Information shown —
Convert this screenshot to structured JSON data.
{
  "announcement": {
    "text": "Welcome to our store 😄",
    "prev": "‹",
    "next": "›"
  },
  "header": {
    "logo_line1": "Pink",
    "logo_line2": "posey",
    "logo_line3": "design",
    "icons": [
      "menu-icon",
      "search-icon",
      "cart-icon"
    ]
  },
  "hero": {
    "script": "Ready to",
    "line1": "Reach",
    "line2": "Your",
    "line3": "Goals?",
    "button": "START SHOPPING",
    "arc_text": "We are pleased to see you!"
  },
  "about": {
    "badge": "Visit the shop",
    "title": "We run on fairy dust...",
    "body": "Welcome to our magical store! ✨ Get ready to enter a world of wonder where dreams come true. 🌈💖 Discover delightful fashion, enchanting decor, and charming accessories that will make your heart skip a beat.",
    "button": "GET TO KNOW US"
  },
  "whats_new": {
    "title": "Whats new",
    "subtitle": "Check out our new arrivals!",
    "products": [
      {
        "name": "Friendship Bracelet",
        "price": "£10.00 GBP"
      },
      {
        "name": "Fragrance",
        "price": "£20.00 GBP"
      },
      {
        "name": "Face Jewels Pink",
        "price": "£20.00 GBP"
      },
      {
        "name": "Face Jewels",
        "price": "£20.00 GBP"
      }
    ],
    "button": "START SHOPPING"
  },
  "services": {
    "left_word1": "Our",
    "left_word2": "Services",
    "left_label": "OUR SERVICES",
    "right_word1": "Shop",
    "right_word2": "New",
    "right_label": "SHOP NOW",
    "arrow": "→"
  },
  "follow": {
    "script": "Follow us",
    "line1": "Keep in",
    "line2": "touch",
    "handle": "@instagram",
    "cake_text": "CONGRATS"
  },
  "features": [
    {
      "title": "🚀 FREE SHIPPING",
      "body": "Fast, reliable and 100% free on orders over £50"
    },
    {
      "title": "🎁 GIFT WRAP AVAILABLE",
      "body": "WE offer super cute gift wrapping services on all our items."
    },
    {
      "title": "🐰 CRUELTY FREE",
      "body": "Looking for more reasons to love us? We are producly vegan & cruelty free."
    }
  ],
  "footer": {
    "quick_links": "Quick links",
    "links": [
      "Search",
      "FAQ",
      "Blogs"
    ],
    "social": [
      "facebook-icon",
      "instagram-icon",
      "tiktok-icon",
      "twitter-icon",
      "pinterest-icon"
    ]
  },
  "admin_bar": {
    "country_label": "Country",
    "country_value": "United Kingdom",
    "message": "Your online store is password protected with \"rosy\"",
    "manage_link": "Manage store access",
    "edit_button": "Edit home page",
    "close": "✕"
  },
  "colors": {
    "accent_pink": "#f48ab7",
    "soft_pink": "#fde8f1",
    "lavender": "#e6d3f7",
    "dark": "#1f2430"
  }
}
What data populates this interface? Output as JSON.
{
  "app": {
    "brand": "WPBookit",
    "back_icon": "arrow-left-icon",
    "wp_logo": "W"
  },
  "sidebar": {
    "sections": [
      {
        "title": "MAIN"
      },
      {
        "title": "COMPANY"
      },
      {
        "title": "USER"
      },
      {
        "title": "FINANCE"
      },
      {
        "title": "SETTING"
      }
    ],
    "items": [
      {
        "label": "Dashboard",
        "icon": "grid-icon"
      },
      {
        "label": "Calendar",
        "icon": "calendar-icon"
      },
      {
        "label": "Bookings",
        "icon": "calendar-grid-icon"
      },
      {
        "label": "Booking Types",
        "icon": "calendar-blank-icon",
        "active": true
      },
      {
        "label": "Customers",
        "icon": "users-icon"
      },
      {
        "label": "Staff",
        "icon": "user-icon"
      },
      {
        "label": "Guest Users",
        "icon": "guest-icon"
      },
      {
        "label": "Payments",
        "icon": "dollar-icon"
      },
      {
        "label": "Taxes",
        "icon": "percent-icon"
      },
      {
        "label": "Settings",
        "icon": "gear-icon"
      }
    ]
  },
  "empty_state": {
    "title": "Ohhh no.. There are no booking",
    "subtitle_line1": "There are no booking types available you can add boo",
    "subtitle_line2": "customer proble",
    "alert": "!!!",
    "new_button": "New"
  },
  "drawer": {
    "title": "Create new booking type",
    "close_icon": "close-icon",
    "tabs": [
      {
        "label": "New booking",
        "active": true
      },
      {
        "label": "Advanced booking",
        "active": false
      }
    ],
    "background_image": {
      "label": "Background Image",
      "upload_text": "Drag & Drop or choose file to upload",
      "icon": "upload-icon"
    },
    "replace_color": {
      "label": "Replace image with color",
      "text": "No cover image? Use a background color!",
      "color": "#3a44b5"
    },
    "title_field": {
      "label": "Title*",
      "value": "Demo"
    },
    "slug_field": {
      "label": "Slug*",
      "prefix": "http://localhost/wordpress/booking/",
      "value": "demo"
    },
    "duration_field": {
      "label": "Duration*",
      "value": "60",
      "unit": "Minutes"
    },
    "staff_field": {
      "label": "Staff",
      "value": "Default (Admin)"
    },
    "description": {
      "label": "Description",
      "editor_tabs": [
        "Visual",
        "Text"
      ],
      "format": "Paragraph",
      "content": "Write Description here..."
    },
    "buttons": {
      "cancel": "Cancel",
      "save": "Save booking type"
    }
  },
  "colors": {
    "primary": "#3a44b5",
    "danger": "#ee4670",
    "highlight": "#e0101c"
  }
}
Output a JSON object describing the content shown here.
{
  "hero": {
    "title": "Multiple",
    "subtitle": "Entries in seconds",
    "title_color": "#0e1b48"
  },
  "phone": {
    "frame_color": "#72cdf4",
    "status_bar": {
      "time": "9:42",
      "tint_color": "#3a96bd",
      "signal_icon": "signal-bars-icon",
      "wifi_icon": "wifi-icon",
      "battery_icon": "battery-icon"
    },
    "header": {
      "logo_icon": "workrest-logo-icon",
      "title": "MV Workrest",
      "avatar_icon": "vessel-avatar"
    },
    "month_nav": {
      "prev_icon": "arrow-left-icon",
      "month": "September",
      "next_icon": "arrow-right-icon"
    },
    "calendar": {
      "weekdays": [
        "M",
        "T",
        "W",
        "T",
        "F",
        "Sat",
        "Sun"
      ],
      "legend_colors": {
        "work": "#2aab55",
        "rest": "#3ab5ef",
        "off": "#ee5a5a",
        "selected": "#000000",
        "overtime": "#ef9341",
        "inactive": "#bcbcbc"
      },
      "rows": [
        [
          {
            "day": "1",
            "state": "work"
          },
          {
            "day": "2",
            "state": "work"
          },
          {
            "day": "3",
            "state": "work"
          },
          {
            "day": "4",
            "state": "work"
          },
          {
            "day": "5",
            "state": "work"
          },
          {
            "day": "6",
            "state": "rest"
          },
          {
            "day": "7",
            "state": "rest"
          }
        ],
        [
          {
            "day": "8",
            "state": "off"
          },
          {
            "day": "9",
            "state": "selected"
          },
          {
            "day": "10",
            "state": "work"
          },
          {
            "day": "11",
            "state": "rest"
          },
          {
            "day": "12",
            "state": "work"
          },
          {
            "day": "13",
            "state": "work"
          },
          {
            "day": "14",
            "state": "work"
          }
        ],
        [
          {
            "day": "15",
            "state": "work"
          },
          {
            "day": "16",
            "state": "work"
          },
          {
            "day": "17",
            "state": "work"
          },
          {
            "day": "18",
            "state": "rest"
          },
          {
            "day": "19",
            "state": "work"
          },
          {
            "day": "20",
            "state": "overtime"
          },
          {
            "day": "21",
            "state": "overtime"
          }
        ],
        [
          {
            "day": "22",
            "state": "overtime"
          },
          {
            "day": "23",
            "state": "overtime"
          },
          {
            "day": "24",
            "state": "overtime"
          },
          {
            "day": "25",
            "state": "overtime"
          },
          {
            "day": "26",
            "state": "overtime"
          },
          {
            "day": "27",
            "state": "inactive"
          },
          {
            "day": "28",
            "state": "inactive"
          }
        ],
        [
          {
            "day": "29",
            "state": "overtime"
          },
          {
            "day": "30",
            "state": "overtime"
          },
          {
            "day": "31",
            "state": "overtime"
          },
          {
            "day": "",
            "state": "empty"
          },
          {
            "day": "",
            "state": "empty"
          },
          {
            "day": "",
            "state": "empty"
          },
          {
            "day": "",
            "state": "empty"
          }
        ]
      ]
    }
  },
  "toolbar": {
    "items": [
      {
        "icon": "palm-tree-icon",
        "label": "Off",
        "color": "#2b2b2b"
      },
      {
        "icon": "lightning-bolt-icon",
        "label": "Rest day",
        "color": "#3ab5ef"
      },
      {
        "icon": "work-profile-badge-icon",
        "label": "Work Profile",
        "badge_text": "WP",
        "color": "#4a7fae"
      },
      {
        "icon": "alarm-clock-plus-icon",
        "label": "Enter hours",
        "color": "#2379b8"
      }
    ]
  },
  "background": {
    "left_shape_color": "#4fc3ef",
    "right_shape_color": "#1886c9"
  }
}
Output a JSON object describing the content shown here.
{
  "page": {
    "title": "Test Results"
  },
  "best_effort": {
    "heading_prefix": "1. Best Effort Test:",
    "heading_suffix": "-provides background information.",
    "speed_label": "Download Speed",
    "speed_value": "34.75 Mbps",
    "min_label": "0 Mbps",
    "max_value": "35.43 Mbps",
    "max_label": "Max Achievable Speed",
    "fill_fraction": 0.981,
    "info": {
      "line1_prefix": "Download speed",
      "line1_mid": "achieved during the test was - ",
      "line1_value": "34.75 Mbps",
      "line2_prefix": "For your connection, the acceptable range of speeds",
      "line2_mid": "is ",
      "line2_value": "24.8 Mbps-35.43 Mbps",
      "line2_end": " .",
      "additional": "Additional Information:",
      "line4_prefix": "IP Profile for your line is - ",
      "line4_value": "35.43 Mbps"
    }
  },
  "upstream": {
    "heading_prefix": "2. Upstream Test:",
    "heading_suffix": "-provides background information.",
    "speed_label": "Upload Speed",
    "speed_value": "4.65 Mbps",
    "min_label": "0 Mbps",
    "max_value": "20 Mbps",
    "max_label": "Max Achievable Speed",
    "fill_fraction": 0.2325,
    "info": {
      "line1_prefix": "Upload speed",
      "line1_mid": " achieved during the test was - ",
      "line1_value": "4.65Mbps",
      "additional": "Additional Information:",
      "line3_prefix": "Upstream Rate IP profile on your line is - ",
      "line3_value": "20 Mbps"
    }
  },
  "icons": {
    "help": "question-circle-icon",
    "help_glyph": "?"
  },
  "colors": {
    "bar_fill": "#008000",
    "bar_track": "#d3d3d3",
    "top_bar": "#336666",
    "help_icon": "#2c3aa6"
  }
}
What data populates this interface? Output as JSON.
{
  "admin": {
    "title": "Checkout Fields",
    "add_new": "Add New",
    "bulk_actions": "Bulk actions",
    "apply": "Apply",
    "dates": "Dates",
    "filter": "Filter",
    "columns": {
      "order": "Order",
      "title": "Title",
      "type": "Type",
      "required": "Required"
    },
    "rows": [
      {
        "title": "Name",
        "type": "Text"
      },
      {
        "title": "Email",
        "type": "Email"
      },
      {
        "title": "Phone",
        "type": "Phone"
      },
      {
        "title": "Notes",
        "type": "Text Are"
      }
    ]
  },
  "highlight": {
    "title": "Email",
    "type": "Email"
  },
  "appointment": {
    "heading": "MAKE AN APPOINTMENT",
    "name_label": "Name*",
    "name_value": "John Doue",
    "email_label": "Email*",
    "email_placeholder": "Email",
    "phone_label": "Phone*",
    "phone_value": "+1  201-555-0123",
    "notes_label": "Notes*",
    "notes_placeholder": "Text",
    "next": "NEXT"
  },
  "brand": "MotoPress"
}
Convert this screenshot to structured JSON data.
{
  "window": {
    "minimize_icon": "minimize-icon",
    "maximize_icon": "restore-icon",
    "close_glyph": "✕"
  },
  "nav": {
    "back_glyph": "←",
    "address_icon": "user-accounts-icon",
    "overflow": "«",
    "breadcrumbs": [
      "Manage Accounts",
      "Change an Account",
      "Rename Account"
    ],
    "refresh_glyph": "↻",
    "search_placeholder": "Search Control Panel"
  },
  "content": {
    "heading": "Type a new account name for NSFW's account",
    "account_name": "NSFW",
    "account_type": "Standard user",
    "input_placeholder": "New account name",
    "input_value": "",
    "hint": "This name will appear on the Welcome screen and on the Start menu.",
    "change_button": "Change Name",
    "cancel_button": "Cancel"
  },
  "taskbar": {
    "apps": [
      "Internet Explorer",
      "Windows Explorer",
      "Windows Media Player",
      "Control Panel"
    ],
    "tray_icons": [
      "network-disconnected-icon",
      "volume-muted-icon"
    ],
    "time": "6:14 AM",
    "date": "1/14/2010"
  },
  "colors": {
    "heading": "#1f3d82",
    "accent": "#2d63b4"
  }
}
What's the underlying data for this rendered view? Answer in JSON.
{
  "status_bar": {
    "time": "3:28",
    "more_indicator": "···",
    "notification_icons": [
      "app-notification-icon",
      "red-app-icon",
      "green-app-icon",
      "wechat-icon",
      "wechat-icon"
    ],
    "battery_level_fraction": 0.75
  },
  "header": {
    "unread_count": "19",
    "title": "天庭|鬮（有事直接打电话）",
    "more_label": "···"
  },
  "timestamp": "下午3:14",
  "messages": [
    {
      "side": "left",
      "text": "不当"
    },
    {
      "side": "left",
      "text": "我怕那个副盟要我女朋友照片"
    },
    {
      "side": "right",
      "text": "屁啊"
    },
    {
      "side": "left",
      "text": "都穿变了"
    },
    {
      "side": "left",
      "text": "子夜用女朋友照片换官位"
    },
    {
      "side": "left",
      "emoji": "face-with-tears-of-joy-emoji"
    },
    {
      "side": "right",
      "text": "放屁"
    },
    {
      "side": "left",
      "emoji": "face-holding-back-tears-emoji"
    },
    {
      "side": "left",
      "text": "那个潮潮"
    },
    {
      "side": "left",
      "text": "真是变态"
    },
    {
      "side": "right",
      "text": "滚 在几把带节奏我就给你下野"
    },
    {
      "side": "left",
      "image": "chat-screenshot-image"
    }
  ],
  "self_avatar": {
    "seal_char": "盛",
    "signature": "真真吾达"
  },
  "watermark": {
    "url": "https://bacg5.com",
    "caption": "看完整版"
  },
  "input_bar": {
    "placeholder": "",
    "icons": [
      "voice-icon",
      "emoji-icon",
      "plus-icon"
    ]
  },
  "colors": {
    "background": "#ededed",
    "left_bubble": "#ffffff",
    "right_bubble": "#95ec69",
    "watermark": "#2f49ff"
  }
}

Directive — Locate the word "Change" in the records above, and return each line that has it.

Output of the exercise —
      "Change an Account",
    "change_button": "Change Name",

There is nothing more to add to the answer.